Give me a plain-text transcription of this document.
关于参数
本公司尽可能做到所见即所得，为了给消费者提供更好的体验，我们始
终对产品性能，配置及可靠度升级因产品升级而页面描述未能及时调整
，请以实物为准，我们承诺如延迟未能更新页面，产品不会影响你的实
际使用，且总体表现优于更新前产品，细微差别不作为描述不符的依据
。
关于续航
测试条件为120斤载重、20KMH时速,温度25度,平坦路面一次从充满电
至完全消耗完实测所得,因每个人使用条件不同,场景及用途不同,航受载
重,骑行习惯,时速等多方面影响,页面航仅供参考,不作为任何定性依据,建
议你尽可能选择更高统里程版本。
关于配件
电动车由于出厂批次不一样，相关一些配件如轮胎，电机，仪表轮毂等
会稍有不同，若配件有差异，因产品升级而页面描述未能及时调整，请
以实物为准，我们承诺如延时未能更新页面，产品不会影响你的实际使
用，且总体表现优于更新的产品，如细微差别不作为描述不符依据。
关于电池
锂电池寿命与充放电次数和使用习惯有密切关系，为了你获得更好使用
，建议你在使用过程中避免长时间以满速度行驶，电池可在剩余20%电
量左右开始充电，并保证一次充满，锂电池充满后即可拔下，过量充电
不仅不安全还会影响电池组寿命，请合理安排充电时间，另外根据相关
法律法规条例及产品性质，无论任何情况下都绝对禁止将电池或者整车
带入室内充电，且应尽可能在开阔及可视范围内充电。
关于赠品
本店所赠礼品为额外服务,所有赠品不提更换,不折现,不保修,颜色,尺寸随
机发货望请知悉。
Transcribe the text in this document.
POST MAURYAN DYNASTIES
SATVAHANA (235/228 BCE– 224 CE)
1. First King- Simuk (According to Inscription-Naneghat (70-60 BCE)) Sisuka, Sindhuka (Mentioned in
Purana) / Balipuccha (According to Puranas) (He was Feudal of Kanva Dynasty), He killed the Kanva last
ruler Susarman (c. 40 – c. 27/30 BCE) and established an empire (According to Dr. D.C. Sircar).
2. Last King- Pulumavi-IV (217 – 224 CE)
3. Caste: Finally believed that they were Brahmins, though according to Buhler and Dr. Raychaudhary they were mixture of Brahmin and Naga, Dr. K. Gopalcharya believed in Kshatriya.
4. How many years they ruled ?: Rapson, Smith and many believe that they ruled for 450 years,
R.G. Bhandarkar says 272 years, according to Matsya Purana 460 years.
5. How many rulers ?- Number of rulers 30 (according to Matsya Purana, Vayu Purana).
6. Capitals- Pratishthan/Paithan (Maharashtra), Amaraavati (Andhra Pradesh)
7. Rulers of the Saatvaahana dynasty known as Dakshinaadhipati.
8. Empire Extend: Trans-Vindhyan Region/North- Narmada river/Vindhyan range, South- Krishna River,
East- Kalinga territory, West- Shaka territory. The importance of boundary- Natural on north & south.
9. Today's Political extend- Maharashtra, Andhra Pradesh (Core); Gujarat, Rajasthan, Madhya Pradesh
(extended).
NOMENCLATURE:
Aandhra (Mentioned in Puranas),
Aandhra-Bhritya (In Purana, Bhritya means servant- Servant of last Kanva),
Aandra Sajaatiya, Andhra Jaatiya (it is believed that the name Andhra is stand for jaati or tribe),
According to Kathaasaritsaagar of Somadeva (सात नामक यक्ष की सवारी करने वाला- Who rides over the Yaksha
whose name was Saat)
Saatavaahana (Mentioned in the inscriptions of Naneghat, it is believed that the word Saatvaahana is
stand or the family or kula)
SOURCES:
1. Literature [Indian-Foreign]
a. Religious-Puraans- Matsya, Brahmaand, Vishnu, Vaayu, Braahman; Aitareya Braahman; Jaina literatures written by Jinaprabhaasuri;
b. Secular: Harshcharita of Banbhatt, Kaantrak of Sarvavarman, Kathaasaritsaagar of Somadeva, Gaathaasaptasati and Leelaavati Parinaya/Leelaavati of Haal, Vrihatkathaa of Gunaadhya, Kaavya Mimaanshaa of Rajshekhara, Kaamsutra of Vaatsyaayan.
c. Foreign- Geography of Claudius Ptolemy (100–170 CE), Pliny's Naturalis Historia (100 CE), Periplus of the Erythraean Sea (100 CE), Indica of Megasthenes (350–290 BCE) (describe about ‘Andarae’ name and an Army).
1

════════════════

Scan the data above; copy every line where "Kanva" appears.

Purana) / Balipuccha (According to Puranas) (He was Feudal of Kanva Dynasty), He killed the Kanva last
Aandhra-Bhritya (In Purana, Bhritya means servant- Servant of last Kanva),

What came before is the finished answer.